[Extracted records]
★ ★ ★ ★

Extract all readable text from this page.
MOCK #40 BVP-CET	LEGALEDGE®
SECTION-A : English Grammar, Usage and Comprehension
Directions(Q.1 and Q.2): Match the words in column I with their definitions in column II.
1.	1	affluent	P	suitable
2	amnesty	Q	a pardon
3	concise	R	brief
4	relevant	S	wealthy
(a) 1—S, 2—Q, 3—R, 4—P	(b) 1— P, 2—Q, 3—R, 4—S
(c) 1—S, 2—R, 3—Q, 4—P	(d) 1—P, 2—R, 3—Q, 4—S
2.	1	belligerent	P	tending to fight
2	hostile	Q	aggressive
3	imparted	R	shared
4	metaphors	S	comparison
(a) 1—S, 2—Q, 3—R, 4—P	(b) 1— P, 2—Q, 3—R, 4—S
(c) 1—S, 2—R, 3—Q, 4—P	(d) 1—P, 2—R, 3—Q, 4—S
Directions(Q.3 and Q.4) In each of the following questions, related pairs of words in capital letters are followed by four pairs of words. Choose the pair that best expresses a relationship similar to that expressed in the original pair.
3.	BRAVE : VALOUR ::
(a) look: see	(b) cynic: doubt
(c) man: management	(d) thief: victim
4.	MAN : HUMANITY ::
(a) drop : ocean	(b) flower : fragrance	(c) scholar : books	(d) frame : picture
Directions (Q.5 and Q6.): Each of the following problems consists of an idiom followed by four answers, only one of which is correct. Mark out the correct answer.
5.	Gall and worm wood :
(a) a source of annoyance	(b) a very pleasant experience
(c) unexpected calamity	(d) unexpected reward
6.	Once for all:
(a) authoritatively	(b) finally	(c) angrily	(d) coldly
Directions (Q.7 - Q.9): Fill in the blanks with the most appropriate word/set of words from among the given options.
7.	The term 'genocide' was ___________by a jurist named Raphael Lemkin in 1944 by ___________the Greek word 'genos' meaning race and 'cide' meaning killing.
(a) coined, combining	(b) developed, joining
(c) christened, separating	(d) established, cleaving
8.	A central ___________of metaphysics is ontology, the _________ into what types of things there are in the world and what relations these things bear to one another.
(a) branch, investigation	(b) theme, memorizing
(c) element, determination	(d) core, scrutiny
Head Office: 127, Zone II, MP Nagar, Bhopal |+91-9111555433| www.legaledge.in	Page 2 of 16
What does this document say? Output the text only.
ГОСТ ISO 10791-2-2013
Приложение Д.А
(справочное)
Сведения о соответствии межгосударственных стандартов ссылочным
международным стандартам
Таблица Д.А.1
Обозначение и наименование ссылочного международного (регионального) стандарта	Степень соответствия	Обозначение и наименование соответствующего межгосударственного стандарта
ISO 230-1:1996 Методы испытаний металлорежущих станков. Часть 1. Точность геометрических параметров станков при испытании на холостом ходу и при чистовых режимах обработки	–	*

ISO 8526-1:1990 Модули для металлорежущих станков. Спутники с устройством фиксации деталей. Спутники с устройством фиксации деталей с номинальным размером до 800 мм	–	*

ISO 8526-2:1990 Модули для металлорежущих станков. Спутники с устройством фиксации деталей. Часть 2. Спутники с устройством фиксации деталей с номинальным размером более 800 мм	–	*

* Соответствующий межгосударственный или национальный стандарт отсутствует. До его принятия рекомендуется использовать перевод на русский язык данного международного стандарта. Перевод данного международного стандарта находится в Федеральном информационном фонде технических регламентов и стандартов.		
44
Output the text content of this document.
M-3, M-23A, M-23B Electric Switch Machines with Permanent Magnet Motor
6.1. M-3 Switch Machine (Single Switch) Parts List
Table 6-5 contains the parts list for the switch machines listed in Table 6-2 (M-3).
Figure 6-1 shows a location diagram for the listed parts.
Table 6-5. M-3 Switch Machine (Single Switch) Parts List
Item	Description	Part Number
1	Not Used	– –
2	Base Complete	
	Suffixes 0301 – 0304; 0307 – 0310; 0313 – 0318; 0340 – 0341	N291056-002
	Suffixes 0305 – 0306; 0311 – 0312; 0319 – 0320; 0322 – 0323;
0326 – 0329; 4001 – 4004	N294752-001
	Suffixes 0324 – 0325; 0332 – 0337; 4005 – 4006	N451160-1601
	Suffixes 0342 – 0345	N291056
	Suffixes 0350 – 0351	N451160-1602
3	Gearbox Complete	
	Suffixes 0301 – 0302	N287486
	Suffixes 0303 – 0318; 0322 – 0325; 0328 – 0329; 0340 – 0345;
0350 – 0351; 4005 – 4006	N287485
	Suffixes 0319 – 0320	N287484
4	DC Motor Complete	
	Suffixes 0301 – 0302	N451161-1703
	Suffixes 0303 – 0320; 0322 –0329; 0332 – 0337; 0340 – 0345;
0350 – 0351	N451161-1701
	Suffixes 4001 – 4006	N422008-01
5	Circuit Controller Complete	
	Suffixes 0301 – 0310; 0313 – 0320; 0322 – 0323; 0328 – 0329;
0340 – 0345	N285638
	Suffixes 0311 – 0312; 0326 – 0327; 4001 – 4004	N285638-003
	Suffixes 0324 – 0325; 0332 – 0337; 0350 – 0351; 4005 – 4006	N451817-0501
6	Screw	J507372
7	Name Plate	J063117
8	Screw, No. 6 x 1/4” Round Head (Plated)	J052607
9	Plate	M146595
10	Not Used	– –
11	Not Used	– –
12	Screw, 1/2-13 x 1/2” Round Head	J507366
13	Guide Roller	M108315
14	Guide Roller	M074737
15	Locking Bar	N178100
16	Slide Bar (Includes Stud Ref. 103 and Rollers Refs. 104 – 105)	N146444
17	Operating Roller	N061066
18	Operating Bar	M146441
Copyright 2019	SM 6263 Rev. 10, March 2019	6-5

★ ★ ★ ★

Copy all data exactly, start to finish.

[Correct result]
Extract all readable text from this page.
MOCK #40 BVP-CET	LEGALEDGE®
SECTION-A : English Grammar, Usage and Comprehension
Directions(Q.1 and Q.2): Match the words in column I with their definitions in column II.
1.	1	affluent	P	suitable
2	amnesty	Q	a pardon
3	concise	R	brief
4	relevant	S	wealthy
(a) 1—S, 2—Q, 3—R, 4—P	(b) 1— P, 2—Q, 3—R, 4—S
(c) 1—S, 2—R, 3—Q, 4—P	(d) 1—P, 2—R, 3—Q, 4—S
2.	1	belligerent	P	tending to fight
2	hostile	Q	aggressive
3	imparted	R	shared
4	metaphors	S	comparison
(a) 1—S, 2—Q, 3—R, 4—P	(b) 1— P, 2—Q, 3—R, 4—S
(c) 1—S, 2—R, 3—Q, 4—P	(d) 1—P, 2—R, 3—Q, 4—S
Directions(Q.3 and Q.4) In each of the following questions, related pairs of words in capital letters are followed by four pairs of words. Choose the pair that best expresses a relationship similar to that expressed in the original pair.
3.	BRAVE : VALOUR ::
(a) look: see	(b) cynic: doubt
(c) man: management	(d) thief: victim
4.	MAN : HUMANITY ::
(a) drop : ocean	(b) flower : fragrance	(c) scholar : books	(d) frame : picture
Directions (Q.5 and Q6.): Each of the following problems consists of an idiom followed by four answers, only one of which is correct. Mark out the correct answer.
5.	Gall and worm wood :
(a) a source of annoyance	(b) a very pleasant experience
(c) unexpected calamity	(d) unexpected reward
6.	Once for all:
(a) authoritatively	(b) finally	(c) angrily	(d) coldly
Directions (Q.7 - Q.9): Fill in the blanks with the most appropriate word/set of words from among the given options.
7.	The term 'genocide' was ___________by a jurist named Raphael Lemkin in 1944 by ___________the Greek word 'genos' meaning race and 'cide' meaning killing.
(a) coined, combining	(b) developed, joining
(c) christened, separating	(d) established, cleaving
8.	A central ___________of metaphysics is ontology, the _________ into what types of things there are in the world and what relations these things bear to one another.
(a) branch, investigation	(b) theme, memorizing
(c) element, determination	(d) core, scrutiny
Head Office: 127, Zone II, MP Nagar, Bhopal |+91-9111555433| www.legaledge.in	Page 2 of 16
What does this document say? Output the text only.
ГОСТ ISO 10791-2-2013
Приложение Д.А
(справочное)
Сведения о соответствии межгосударственных стандартов ссылочным
международным стандартам
Таблица Д.А.1
Обозначение и наименование ссылочного международного (регионального) стандарта	Степень соответствия	Обозначение и наименование соответствующего межгосударственного стандарта
ISO 230-1:1996 Методы испытаний металлорежущих станков. Часть 1. Точность геометрических параметров станков при испытании на холостом ходу и при чистовых режимах обработки	–	*

ISO 8526-1:1990 Модули для металлорежущих станков. Спутники с устройством фиксации деталей. Спутники с устройством фиксации деталей с номинальным размером до 800 мм	–	*

ISO 8526-2:1990 Модули для металлорежущих станков. Спутники с устройством фиксации деталей. Часть 2. Спутники с устройством фиксации деталей с номинальным размером более 800 мм	–	*

* Соответствующий межгосударственный или национальный стандарт отсутствует. До его принятия рекомендуется использовать перевод на русский язык данного международного стандарта. Перевод данного международного стандарта находится в Федеральном информационном фонде технических регламентов и стандартов.		
44
Output the text content of this document.
M-3, M-23A, M-23B Electric Switch Machines with Permanent Magnet Motor
6.1. M-3 Switch Machine (Single Switch) Parts List
Table 6-5 contains the parts list for the switch machines listed in Table 6-2 (M-3).
Figure 6-1 shows a location diagram for the listed parts.
Table 6-5. M-3 Switch Machine (Single Switch) Parts List
Item	Description	Part Number
1	Not Used	– –
2	Base Complete	
	Suffixes 0301 – 0304; 0307 – 0310; 0313 – 0318; 0340 – 0341	N291056-002
	Suffixes 0305 – 0306; 0311 – 0312; 0319 – 0320; 0322 – 0323;
0326 – 0329; 4001 – 4004	N294752-001
	Suffixes 0324 – 0325; 0332 – 0337; 4005 – 4006	N451160-1601
	Suffixes 0342 – 0345	N291056
	Suffixes 0350 – 0351	N451160-1602
3	Gearbox Complete	
	Suffixes 0301 – 0302	N287486
	Suffixes 0303 – 0318; 0322 – 0325; 0328 – 0329; 0340 – 0345;
0350 – 0351; 4005 – 4006	N287485
	Suffixes 0319 – 0320	N287484
4	DC Motor Complete	
	Suffixes 0301 – 0302	N451161-1703
	Suffixes 0303 – 0320; 0322 –0329; 0332 – 0337; 0340 – 0345;
0350 – 0351	N451161-1701
	Suffixes 4001 – 4006	N422008-01
5	Circuit Controller Complete	
	Suffixes 0301 – 0310; 0313 – 0320; 0322 – 0323; 0328 – 0329;
0340 – 0345	N285638
	Suffixes 0311 – 0312; 0326 – 0327; 4001 – 4004	N285638-003
	Suffixes 0324 – 0325; 0332 – 0337; 0350 – 0351; 4005 – 4006	N451817-0501
6	Screw	J507372
7	Name Plate	J063117
8	Screw, No. 6 x 1/4” Round Head (Plated)	J052607
9	Plate	M146595
10	Not Used	– –
11	Not Used	– –
12	Screw, 1/2-13 x 1/2” Round Head	J507366
13	Guide Roller	M108315
14	Guide Roller	M074737
15	Locking Bar	N178100
16	Slide Bar (Includes Stud Ref. 103 and Rollers Refs. 104 – 105)	N146444
17	Operating Roller	N061066
18	Operating Bar	M146441
Copyright 2019	SM 6263 Rev. 10, March 2019	6-5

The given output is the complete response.